--- START Document passage ---
No. Contrast is the slope of the graph you see when looking at a curves display. If the slope is made steeper the contrast is higher, if the slope is decreased the contrast is lower. Hence if contrast is adjusted by rotating the curve around the center of the graph, half of the tonal range gets brighter and half gets darker, with the average being exactly the same.

Brightness and color saturation can't be changed in RBG mode without color shift, so image data is changed to either HSV (Hue, Saturation, Level) or HSL (Hue, Saturation, LIghtness) to make those adjustments. In any case, just as the average brightness stays the same with the change in contrast, the same is true of saturation.

Of course the image does not necessarily have an average of middle gray, so if it's average is actually lower than that it will get darker and if it's average is higher it will get brighter. The odd thing however is that saturation changes differently with HSV and HSL modes, so whether it increases or decreased depends on how "Contrast" adjustment is implemented.
--- END Document passage ---
## Given problem A
Format the rows as a numbered list, starting with the line that contains "svg-text:C: C bbox=[30, 377, 55, 415]" and going on through the line that contains "svg-text:treat end: treat end bbox=[262, 680, 363, 696]", and omit any blank lines.
--- START Information shown ---
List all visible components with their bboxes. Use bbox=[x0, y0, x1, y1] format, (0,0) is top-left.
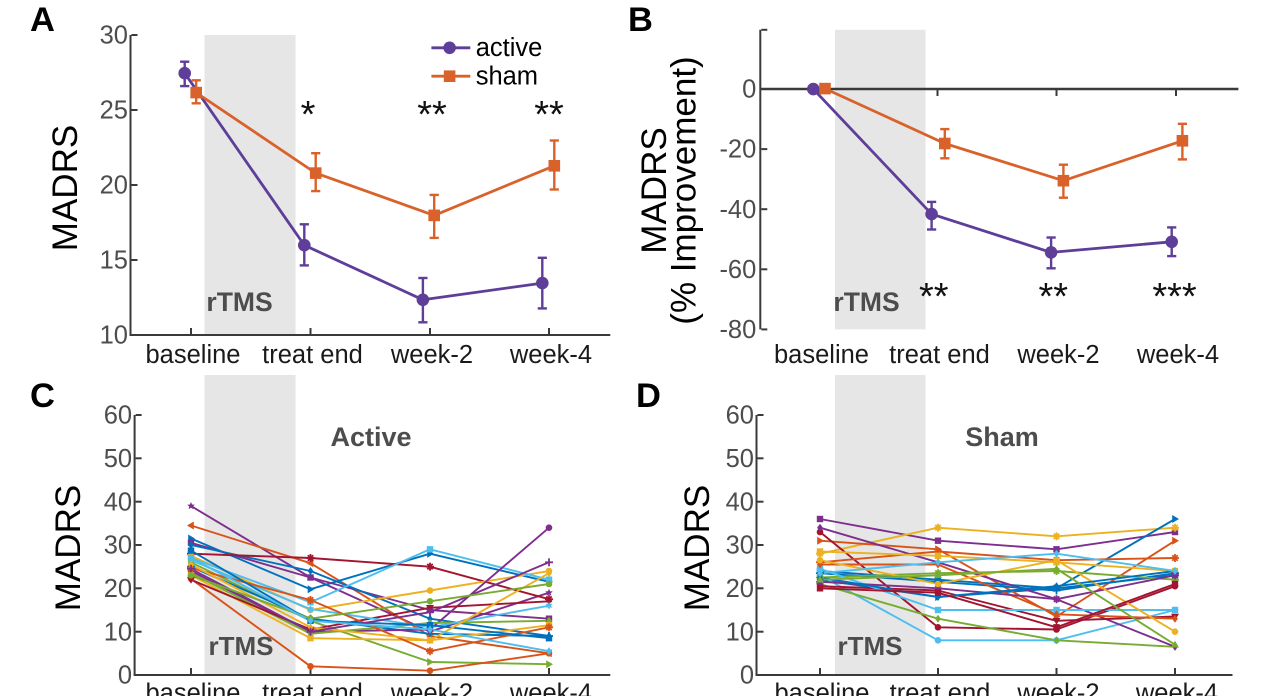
svg-text:C: C bbox=[30, 377, 55, 415]
svg-text:**: ** bbox=[417, 94, 447, 136]
svg-text:**: ** bbox=[534, 94, 564, 136]
svg-text:D: D bbox=[636, 377, 661, 415]
svg-text:60: 60 bbox=[104, 402, 132, 430]
svg-text:20: 20 bbox=[104, 575, 132, 603]
svg-text:baseline: baseline bbox=[774, 341, 869, 369]
svg-text:treat end: treat end bbox=[890, 680, 991, 696]
svg-text:baseline: baseline bbox=[775, 680, 870, 696]
svg-text:sham: sham bbox=[476, 63, 538, 91]
svg-text:-20: -20 bbox=[719, 136, 756, 164]
svg-text:-40: -40 bbox=[719, 196, 756, 224]
svg-text:week-2: week-2 bbox=[1016, 680, 1099, 696]
svg-text:50: 50 bbox=[726, 445, 754, 473]
svg-text:A: A bbox=[30, 1, 55, 39]
svg-text:10: 10 bbox=[104, 618, 132, 646]
svg-text:25: 25 bbox=[100, 97, 128, 125]
svg-text:week-2: week-2 bbox=[390, 341, 473, 369]
svg-text:Active: Active bbox=[330, 422, 411, 452]
svg-text:0: 0 bbox=[740, 662, 754, 690]
svg-text:-60: -60 bbox=[719, 256, 756, 284]
svg-text:20: 20 bbox=[100, 172, 128, 200]
svg-text:treat end: treat end bbox=[262, 680, 363, 696]
svg-text:rTMS: rTMS bbox=[833, 287, 899, 317]
svg-text:15: 15 bbox=[100, 247, 128, 275]
svg-text:MADRS: MADRS bbox=[46, 125, 85, 251]
svg-text:treat end: treat end bbox=[889, 341, 990, 369]
svg-text:30: 30 bbox=[726, 532, 754, 560]
svg-text:week-4: week-4 bbox=[1136, 341, 1219, 369]
svg-text:baseline: baseline bbox=[146, 341, 241, 369]
svg-text:week-4: week-4 bbox=[1135, 680, 1218, 696]
svg-text:week-4: week-4 bbox=[509, 680, 592, 696]
svg-text:baseline: baseline bbox=[146, 680, 241, 696]
svg-text:60: 60 bbox=[726, 402, 754, 430]
svg-text:week-2: week-2 bbox=[1016, 341, 1099, 369]
svg-text:20: 20 bbox=[726, 575, 754, 603]
svg-text:**: ** bbox=[919, 276, 949, 318]
svg-text:MADRS: MADRS bbox=[635, 127, 674, 253]
svg-text:30: 30 bbox=[104, 532, 132, 560]
svg-text:10: 10 bbox=[100, 322, 128, 350]
svg-text:week-4: week-4 bbox=[509, 341, 592, 369]
svg-text:treat end: treat end bbox=[262, 341, 363, 369]
svg-text:*: * bbox=[301, 94, 316, 136]
svg-text:***: *** bbox=[1152, 276, 1197, 318]
svg-text:30: 30 bbox=[100, 22, 128, 50]
svg-text:Sham: Sham bbox=[965, 422, 1039, 452]
svg-text:(% Improvement): (% Improvement) bbox=[665, 56, 704, 324]
svg-text:active: active bbox=[476, 34, 543, 62]
svg-text:40: 40 bbox=[104, 488, 132, 516]
svg-text:10: 10 bbox=[726, 618, 754, 646]
svg-text:0: 0 bbox=[742, 76, 756, 104]
svg-text:0: 0 bbox=[118, 662, 132, 690]
svg-text:rTMS: rTMS bbox=[838, 631, 903, 661]
svg-text:week-2: week-2 bbox=[390, 680, 473, 696]
svg-text:-80: -80 bbox=[719, 316, 756, 344]
svg-text:MADRS: MADRS bbox=[678, 485, 717, 611]
svg-text:50: 50 bbox=[104, 445, 132, 473]
svg-text:**: ** bbox=[1039, 276, 1069, 318]
svg-text:MADRS: MADRS bbox=[49, 485, 88, 611]
svg-text:rTMS: rTMS bbox=[206, 287, 272, 317]
svg-text:B: B bbox=[628, 1, 653, 39]
svg-text:rTMS: rTMS bbox=[209, 631, 274, 661]
svg-text:40: 40 bbox=[726, 488, 754, 516]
--- END Information shown ---
## Given problem B
From the passage on contrast and saturation, quote the words starting with "Brightness and color" and going on through "adjustment is implemented.".

## Task solution A
1. svg-text:C: C bbox=[30, 377, 55, 415]
2. svg-text:**: ** bbox=[417, 94, 447, 136]
3. svg-text:**: ** bbox=[534, 94, 564, 136]
4. svg-text:D: D bbox=[636, 377, 661, 415]
5. svg-text:60: 60 bbox=[104, 402, 132, 430]
6. svg-text:20: 20 bbox=[104, 575, 132, 603]
7. svg-text:baseline: baseline bbox=[774, 341, 869, 369]
8. svg-text:treat end: treat end bbox=[890, 680, 991, 696]
9. svg-text:baseline: baseline bbox=[775, 680, 870, 696]
10. svg-text:sham: sham bbox=[476, 63, 538, 91]
11. svg-text:-20: -20 bbox=[719, 136, 756, 164]
12. svg-text:-40: -40 bbox=[719, 196, 756, 224]
13. svg-text:week-2: week-2 bbox=[1016, 680, 1099, 696]
14. svg-text:50: 50 bbox=[726, 445, 754, 473]
15. svg-text:A: A bbox=[30, 1, 55, 39]
16. svg-text:10: 10 bbox=[104, 618, 132, 646]
17. svg-text:25: 25 bbox=[100, 97, 128, 125]
18. svg-text:week-2: week-2 bbox=[390, 341, 473, 369]
19. svg-text:Active: Active bbox=[330, 422, 411, 452]
20. svg-text:0: 0 bbox=[740, 662, 754, 690]
21. svg-text:-60: -60 bbox=[719, 256, 756, 284]
22. svg-text:20: 20 bbox=[100, 172, 128, 200]
23. svg-text:treat end: treat end bbox=[262, 680, 363, 696]

## Task solution B
Brightness and color saturation can't be changed in RBG mode without color shift, so image data is changed to either HSV (Hue, Saturation, Level) or HSL (Hue, Saturation, LIghtness) to make those adjustments. In any case, just as the average brightness stays the same with the change in contrast, the same is true of saturation.

Of course the image does not necessarily have an average of middle gray, so if it's average is actually lower than that it will get darker and if it's average is higher it will get brighter. The odd thing however is that saturation changes differently with HSV and HSL modes, so whether it increases or decreased depends on how "Contrast" adjustment is implemented.